Exactly as written, print each record in the listing.

....

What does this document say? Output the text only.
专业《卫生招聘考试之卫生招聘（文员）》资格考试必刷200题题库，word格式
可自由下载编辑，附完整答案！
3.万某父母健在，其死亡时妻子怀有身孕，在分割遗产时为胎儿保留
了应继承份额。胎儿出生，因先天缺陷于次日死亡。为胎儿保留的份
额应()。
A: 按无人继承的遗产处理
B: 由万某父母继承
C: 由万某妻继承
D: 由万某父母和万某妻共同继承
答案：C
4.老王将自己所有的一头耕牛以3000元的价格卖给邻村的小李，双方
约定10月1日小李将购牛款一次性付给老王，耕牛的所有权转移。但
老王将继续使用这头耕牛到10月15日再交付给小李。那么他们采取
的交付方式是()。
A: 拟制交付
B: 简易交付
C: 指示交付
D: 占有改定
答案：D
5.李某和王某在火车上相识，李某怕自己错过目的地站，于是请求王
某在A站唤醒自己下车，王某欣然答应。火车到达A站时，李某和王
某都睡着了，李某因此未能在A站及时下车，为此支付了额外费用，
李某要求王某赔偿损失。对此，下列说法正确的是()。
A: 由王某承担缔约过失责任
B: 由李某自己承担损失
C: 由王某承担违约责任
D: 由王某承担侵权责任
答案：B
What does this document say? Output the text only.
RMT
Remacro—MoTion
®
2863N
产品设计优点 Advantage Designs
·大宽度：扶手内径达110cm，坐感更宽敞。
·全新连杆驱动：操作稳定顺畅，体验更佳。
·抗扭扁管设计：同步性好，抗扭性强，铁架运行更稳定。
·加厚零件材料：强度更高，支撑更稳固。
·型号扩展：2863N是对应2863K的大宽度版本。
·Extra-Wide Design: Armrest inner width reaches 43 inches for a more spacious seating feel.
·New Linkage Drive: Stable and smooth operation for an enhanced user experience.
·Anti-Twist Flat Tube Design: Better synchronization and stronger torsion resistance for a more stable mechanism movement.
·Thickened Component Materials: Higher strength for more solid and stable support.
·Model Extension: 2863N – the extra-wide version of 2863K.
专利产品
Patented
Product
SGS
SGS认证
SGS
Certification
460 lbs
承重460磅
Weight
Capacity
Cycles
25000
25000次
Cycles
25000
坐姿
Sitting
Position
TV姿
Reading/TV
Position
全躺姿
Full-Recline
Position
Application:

....

_RESULT_.
What does this document say? Output the text only.
专业《卫生招聘考试之卫生招聘（文员）》资格考试必刷200题题库，word格式
可自由下载编辑，附完整答案！
3.万某父母健在，其死亡时妻子怀有身孕，在分割遗产时为胎儿保留
了应继承份额。胎儿出生，因先天缺陷于次日死亡。为胎儿保留的份
额应()。
A: 按无人继承的遗产处理
B: 由万某父母继承
C: 由万某妻继承
D: 由万某父母和万某妻共同继承
答案：C
4.老王将自己所有的一头耕牛以3000元的价格卖给邻村的小李，双方
约定10月1日小李将购牛款一次性付给老王，耕牛的所有权转移。但
老王将继续使用这头耕牛到10月15日再交付给小李。那么他们采取
的交付方式是()。
A: 拟制交付
B: 简易交付
C: 指示交付
D: 占有改定
答案：D
5.李某和王某在火车上相识，李某怕自己错过目的地站，于是请求王
某在A站唤醒自己下车，王某欣然答应。火车到达A站时，李某和王
某都睡着了，李某因此未能在A站及时下车，为此支付了额外费用，
李某要求王某赔偿损失。对此，下列说法正确的是()。
A: 由王某承担缔约过失责任
B: 由李某自己承担损失
C: 由王某承担违约责任
D: 由王某承担侵权责任
答案：B
What does this document say? Output the text only.
RMT
Remacro—MoTion
®
2863N
产品设计优点 Advantage Designs
·大宽度：扶手内径达110cm，坐感更宽敞。
·全新连杆驱动：操作稳定顺畅，体验更佳。
·抗扭扁管设计：同步性好，抗扭性强，铁架运行更稳定。
·加厚零件材料：强度更高，支撑更稳固。
·型号扩展：2863N是对应2863K的大宽度版本。
·Extra-Wide Design: Armrest inner width reaches 43 inches for a more spacious seating feel.
·New Linkage Drive: Stable and smooth operation for an enhanced user experience.
·Anti-Twist Flat Tube Design: Better synchronization and stronger torsion resistance for a more stable mechanism movement.
·Thickened Component Materials: Higher strength for more solid and stable support.
·Model Extension: 2863N – the extra-wide version of 2863K.
专利产品
Patented
Product
SGS
SGS认证
SGS
Certification
460 lbs
承重460磅
Weight
Capacity
Cycles
25000
25000次
Cycles
25000
坐姿
Sitting
Position
TV姿
Reading/TV
Position
全躺姿
Full-Recline
Position
Application:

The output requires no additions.